Stored entries
* Start *
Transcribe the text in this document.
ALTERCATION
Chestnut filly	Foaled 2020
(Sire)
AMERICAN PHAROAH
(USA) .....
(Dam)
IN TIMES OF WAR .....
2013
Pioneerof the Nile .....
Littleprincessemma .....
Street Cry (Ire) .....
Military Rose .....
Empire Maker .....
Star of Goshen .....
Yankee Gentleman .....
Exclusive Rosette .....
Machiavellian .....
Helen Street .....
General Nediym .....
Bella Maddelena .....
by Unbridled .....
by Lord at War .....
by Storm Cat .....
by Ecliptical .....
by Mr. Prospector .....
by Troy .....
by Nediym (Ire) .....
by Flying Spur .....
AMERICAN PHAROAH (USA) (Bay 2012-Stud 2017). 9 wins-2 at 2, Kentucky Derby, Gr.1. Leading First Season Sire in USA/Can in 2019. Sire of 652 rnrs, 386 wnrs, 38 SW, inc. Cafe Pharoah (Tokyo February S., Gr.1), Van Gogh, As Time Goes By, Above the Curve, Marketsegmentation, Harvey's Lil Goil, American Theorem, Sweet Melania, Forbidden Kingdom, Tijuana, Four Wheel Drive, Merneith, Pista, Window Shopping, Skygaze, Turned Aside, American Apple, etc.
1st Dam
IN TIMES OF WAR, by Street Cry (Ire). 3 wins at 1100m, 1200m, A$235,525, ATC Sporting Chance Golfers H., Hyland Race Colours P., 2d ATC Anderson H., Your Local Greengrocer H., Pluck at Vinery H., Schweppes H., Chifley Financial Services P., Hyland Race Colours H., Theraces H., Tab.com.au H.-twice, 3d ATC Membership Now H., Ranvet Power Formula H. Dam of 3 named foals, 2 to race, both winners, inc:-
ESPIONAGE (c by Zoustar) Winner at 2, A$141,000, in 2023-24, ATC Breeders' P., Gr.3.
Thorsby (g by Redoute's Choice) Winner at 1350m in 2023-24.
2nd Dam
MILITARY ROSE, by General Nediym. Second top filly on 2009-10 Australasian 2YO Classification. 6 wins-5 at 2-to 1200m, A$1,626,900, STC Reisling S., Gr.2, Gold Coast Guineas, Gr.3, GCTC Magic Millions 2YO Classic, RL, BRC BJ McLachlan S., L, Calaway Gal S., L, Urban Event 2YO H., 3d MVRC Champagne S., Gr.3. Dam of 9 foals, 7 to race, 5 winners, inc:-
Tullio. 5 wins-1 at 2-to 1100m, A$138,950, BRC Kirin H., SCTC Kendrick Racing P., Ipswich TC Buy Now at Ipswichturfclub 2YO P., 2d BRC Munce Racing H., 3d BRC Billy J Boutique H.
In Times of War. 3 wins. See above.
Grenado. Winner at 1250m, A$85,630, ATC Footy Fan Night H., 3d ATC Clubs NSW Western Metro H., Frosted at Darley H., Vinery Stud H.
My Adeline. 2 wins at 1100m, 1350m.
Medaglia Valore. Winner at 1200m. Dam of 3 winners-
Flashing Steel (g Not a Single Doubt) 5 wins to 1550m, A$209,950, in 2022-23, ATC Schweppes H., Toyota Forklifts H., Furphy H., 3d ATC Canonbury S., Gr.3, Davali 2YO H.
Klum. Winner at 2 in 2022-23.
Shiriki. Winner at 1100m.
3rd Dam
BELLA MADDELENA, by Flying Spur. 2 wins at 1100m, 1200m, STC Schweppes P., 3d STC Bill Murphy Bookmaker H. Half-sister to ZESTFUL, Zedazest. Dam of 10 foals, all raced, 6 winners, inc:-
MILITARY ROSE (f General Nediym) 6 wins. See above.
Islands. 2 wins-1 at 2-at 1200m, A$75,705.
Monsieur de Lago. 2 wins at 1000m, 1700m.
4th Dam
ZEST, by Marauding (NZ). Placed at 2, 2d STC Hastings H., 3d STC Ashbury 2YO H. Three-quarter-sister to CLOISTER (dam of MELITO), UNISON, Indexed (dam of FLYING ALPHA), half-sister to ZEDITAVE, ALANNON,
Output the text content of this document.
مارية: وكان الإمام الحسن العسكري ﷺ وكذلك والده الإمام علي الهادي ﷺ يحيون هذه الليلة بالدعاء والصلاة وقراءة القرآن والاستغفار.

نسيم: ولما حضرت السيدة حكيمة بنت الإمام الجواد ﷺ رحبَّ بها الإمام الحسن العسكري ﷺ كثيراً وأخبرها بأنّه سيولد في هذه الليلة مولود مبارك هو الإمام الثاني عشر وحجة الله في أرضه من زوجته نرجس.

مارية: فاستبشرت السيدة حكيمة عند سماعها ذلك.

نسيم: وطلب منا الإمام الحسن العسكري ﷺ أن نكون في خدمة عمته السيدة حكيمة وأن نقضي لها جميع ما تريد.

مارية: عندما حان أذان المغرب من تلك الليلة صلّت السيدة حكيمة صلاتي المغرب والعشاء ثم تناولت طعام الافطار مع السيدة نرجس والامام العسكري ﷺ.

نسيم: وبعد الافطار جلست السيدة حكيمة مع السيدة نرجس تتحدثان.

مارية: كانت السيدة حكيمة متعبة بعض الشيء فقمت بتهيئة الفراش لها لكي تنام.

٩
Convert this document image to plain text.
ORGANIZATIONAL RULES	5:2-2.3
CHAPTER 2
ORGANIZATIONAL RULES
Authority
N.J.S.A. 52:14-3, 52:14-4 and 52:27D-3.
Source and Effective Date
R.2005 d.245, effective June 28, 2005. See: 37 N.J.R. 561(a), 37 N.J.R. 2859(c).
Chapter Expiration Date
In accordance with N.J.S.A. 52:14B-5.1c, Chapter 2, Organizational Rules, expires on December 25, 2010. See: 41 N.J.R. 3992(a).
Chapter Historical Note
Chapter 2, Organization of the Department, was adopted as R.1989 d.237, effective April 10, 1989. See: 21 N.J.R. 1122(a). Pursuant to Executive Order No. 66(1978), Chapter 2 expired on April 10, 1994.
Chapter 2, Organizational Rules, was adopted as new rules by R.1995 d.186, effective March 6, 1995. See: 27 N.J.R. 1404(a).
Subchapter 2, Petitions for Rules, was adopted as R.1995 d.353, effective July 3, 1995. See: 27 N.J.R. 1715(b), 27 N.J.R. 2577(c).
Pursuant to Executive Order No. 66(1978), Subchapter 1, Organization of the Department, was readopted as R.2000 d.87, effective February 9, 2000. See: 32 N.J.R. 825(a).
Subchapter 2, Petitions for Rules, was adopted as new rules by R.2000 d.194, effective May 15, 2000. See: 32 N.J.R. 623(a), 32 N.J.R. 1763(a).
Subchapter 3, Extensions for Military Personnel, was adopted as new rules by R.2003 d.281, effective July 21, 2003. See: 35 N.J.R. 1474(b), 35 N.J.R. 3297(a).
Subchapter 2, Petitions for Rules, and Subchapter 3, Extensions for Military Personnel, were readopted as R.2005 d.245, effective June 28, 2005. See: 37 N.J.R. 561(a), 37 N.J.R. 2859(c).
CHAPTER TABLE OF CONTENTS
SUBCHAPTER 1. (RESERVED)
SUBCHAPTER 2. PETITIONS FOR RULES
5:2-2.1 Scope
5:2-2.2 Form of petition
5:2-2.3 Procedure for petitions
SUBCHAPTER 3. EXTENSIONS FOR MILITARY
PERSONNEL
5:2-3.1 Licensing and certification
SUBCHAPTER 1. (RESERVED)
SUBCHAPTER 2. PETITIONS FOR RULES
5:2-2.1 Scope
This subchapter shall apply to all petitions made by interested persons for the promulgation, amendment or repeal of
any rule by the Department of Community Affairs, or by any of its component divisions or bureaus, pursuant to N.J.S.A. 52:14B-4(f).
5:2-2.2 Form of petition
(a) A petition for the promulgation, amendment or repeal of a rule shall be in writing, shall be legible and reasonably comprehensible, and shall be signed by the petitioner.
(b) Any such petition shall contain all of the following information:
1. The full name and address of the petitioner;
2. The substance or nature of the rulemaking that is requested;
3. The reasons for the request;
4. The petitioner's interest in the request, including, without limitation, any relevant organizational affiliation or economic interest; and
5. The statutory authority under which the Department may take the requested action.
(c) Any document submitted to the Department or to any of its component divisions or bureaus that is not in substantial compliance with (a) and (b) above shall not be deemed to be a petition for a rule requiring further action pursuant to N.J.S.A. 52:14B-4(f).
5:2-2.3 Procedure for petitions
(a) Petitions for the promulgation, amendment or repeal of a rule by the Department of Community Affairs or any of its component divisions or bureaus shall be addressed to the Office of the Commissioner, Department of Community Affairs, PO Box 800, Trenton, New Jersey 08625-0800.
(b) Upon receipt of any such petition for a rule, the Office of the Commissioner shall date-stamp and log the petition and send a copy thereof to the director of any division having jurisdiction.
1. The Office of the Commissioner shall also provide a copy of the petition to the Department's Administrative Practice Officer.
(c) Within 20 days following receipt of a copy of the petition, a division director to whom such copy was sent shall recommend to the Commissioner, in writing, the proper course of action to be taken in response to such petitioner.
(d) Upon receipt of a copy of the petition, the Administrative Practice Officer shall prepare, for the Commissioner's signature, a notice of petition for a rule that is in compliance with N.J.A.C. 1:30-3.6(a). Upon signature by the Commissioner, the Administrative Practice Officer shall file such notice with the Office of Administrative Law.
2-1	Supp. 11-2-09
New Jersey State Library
* End *
(Problem to solve):
Count how many lines include the string "Office". Nothing but the number is needed.

(Written reply):
4